Questions à traiter:
1. Répondez aux questions suivantes à partir de l'article sur la guerre des puces présenté ci-dessous :
(a) Quelle part des ventes nettes de systèmes d'ASML la Chine représente-t-elle ?
(b) Qui Sjoerd Sjoerdsma a-t-il rencontré à Washington ?
(c) Quand le MATCH Act a-t-il été présenté ?
2. Indiquez si chacune des affirmations suivantes concorde avec l'article sur la guerre des puces présenté ci-dessous, en répondant par oui ou par non et en citant les mots décisifs de l'article :
(a) ASML est le seul fabricant au monde de machines de lithographie sophistiquées servant à fabriquer des puces d'IA de pointe.
(b) Le MATCH Act a déjà été adopté par le Sénat.
(c) La Chine peut actuellement acheter les outils extrêmes ultraviolets d'ASML.

Passage retenu:
L'Europe s'oppose à la guerre des puces de Washington
Original : Europe is pushing back on Washington’s chip war
Pourquoi c'est important
Enjeu crucial pour l'industrie européenne des semi-conducteurs et la compétitivité technologique mondiale face aux restrictions commerciales transatlantiques.
Le ministre néerlandais du Commerce Sjoerd Sjoerdsma a rencontré des responsables américains pour s'opposer au MATCH Act, un projet de loi qui interdirait aux fabricants de puces chinoises d'accéder aux équipements semi-conducteurs occidentaux, menaçant particulièrement ASML.
Le ministre néerlandais du Commerce Sjoerd Sjoerdsma s'est rendu à Washington cette semaine pour rencontrer le secrétaire au Commerce Howard Lutnick et des membres du Congrès afin de s'opposer au MATCH Act. Ce projet de loi interdirait aux fabricants de puces chinoises d'accéder aux équipements semi-conducteurs occidentaux et impacterait particulièrement ASML, basée aux Pays-Bas. ASML est l'entreprise la plus précieuse d'Europe et le seul fabricant mondial de machines de lithographie sophistiquées utilisées pour fabriquer des puces d'IA de pointe. La Chine représente 19 % des ventes nettes de systèmes d'ASML. Le MATCH Act irait plus loin que les contrôles existants, étendant les restrictions aux machines à immersion ultraviolet profond d'ASML, en plus de l'interdiction de longue date de ses outils extrêmes ultraviolets (EUV) vers la Chine. Selon le PDG d'ASML Christophe Fouquet, la Chine peut actuellement acheter des outils ultraviolet profond de génération antérieure, du matériel expédié il y a environ une décennie, les mêmes machines que le MATCH Act interdirait désormais. Le projet de loi, présenté en avril, n'a pas encore fait l'objet d'un vote au Congrès ou au Sénat.

Données fournies:
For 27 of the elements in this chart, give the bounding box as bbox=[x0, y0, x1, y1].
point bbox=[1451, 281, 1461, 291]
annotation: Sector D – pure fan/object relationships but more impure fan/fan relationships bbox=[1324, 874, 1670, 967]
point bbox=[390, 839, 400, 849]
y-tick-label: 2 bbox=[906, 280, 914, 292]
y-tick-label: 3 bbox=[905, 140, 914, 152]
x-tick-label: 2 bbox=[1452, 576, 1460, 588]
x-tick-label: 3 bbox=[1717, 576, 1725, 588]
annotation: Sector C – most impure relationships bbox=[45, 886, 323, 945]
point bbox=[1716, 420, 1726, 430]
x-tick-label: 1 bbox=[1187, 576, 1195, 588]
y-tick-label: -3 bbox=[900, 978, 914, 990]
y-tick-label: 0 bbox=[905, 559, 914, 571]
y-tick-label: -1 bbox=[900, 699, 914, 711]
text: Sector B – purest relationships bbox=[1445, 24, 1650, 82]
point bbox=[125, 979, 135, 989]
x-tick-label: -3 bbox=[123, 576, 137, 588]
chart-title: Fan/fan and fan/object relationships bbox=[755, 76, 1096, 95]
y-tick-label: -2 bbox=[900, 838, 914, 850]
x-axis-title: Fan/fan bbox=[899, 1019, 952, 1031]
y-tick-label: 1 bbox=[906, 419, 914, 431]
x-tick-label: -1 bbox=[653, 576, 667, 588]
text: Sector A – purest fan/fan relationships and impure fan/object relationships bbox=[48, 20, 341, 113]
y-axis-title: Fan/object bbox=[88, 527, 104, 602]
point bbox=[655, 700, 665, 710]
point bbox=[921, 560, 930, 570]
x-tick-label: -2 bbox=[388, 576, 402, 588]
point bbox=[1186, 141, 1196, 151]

Résultats:
1.
(a) La Chine représente 19 % des ventes nettes de systèmes d'ASML.
(b) Il a rencontré le secrétaire au Commerce Howard Lutnick et des membres du Congrès.
(c) Le MATCH Act a été présenté en avril.

2.
(a) Oui : « le seul fabricant mondial de machines de lithographie sophistiquées utilisées pour fabriquer des puces d'IA de pointe ».
(b) Non : « n'a pas encore fait l'objet d'un vote au Congrès ou au Sénat ».
(c) Non : « l'interdiction de longue date de ses outils extrêmes ultraviolets (EUV) vers la Chine ».